Excerpts from a figure dataset:
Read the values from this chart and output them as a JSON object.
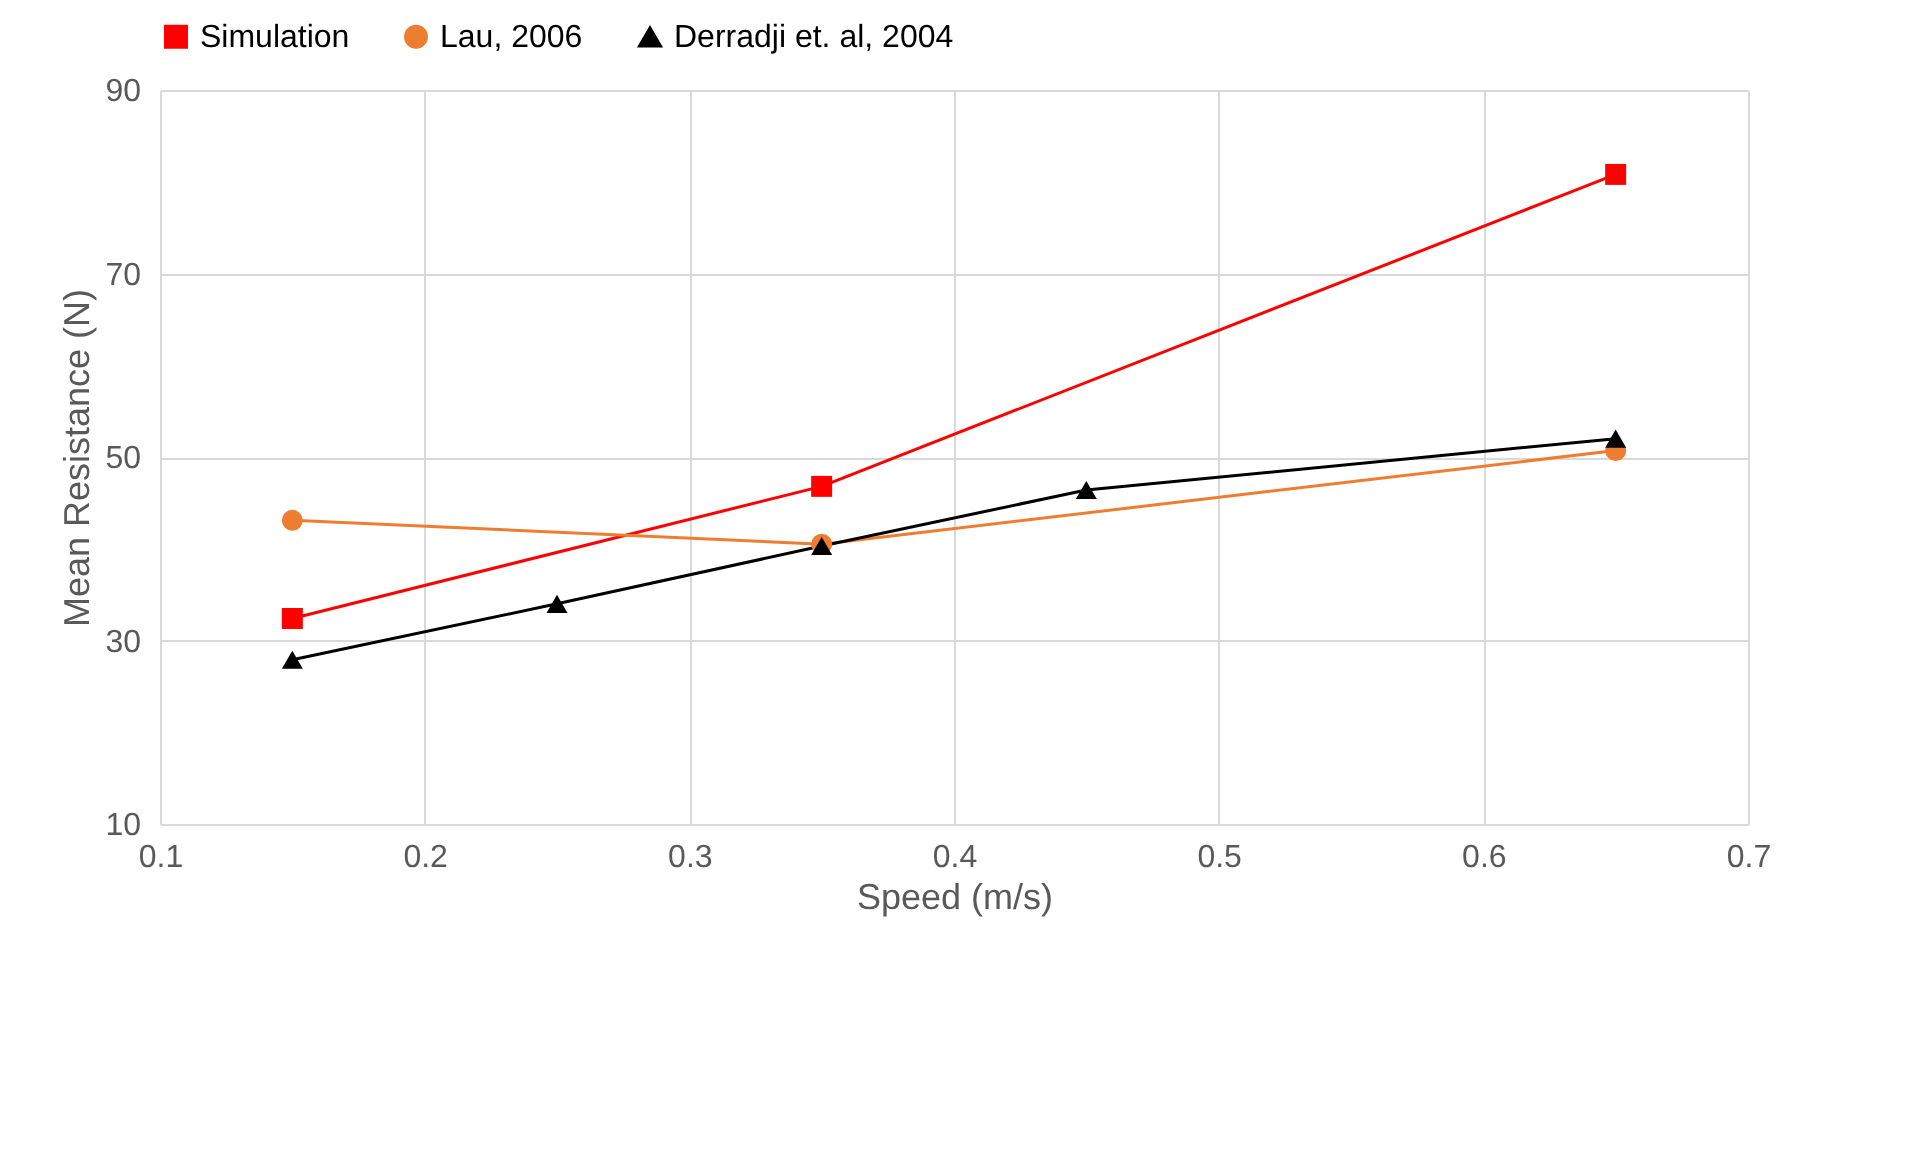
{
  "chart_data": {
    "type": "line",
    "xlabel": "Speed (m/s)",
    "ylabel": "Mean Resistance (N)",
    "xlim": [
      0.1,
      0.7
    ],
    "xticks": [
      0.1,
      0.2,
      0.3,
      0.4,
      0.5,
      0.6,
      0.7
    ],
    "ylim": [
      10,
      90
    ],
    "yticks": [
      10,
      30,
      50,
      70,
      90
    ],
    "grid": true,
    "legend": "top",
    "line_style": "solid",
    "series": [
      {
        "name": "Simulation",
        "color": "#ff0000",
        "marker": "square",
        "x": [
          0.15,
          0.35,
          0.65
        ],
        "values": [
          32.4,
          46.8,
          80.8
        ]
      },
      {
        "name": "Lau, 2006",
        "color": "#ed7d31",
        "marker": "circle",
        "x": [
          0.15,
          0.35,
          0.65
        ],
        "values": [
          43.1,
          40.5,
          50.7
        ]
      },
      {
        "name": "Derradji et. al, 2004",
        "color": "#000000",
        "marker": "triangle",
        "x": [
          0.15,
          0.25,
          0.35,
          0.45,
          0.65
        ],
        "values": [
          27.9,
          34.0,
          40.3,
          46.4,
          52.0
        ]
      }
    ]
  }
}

▶ Task instructions
From the material above, reproduce everything verbatim except the pictures.

▶ Correct response
Read the values from this chart and output them as a JSON object.
{
  "chart_data": {
    "type": "line",
    "xlabel": "Speed (m/s)",
    "ylabel": "Mean Resistance (N)",
    "xlim": [
      0.1,
      0.7
    ],
    "xticks": [
      0.1,
      0.2,
      0.3,
      0.4,
      0.5,
      0.6,
      0.7
    ],
    "ylim": [
      10,
      90
    ],
    "yticks": [
      10,
      30,
      50,
      70,
      90
    ],
    "grid": true,
    "legend": "top",
    "line_style": "solid",
    "series": [
      {
        "name": "Simulation",
        "color": "#ff0000",
        "marker": "square",
        "x": [
          0.15,
          0.35,
          0.65
        ],
        "values": [
          32.4,
          46.8,
          80.8
        ]
      },
      {
        "name": "Lau, 2006",
        "color": "#ed7d31",
        "marker": "circle",
        "x": [
          0.15,
          0.35,
          0.65
        ],
        "values": [
          43.1,
          40.5,
          50.7
        ]
      },
      {
        "name": "Derradji et. al, 2004",
        "color": "#000000",
        "marker": "triangle",
        "x": [
          0.15,
          0.25,
          0.35,
          0.45,
          0.65
        ],
        "values": [
          27.9,
          34.0,
          40.3,
          46.4,
          52.0
        ]
      }
    ]
  }
}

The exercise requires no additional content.